Dataset records:
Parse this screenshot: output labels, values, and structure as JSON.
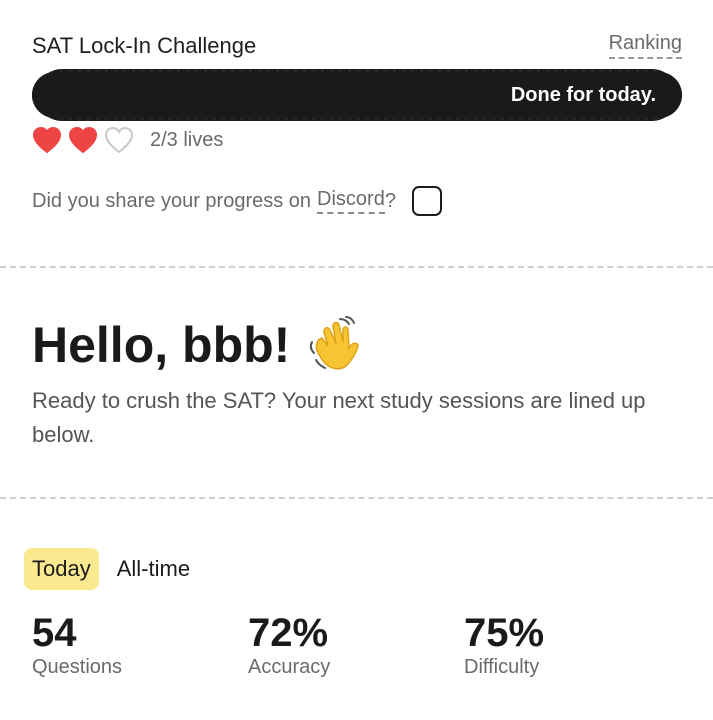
{
  "header": {
    "title": "SAT Lock-In Challenge",
    "ranking_label": "Ranking"
  },
  "progress": {
    "label": "Done for today.",
    "value": 1.0
  },
  "lives": {
    "filled": 2,
    "total": 3,
    "text": "2/3 lives",
    "filled_color": "#ef4444",
    "empty_color": "#c9c9c9"
  },
  "share": {
    "text": "Did you share your progress on",
    "link": "Discord",
    "suffix": "?",
    "checked": false
  },
  "greeting": {
    "title": "Hello, bbb!",
    "emoji": "waving-hand-icon",
    "subtitle": "Ready to crush the SAT? Your next study sessions are lined up below."
  },
  "tabs": [
    {
      "label": "Today",
      "active": true
    },
    {
      "label": "All-time",
      "active": false
    }
  ],
  "stats": [
    {
      "value": "54",
      "label": "Questions"
    },
    {
      "value": "72%",
      "label": "Accuracy"
    },
    {
      "value": "75%",
      "label": "Difficulty"
    }
  ],
  "colors": {
    "accent_tab": "#fbe98f",
    "bar": "#1a1a1a"
  }
}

» **PROMPT**: Output every entry exactly as given; pictures are not part of the copy.

» **TASK OUTPUT**:
Parse this screenshot: output labels, values, and structure as JSON.
{
  "header": {
    "title": "SAT Lock-In Challenge",
    "ranking_label": "Ranking"
  },
  "progress": {
    "label": "Done for today.",
    "value": 1.0
  },
  "lives": {
    "filled": 2,
    "total": 3,
    "text": "2/3 lives",
    "filled_color": "#ef4444",
    "empty_color": "#c9c9c9"
  },
  "share": {
    "text": "Did you share your progress on",
    "link": "Discord",
    "suffix": "?",
    "checked": false
  },
  "greeting": {
    "title": "Hello, bbb!",
    "emoji": "waving-hand-icon",
    "subtitle": "Ready to crush the SAT? Your next study sessions are lined up below."
  },
  "tabs": [
    {
      "label": "Today",
      "active": true
    },
    {
      "label": "All-time",
      "active": false
    }
  ],
  "stats": [
    {
      "value": "54",
      "label": "Questions"
    },
    {
      "value": "72%",
      "label": "Accuracy"
    },
    {
      "value": "75%",
      "label": "Difficulty"
    }
  ],
  "colors": {
    "accent_tab": "#fbe98f",
    "bar": "#1a1a1a"
  }
}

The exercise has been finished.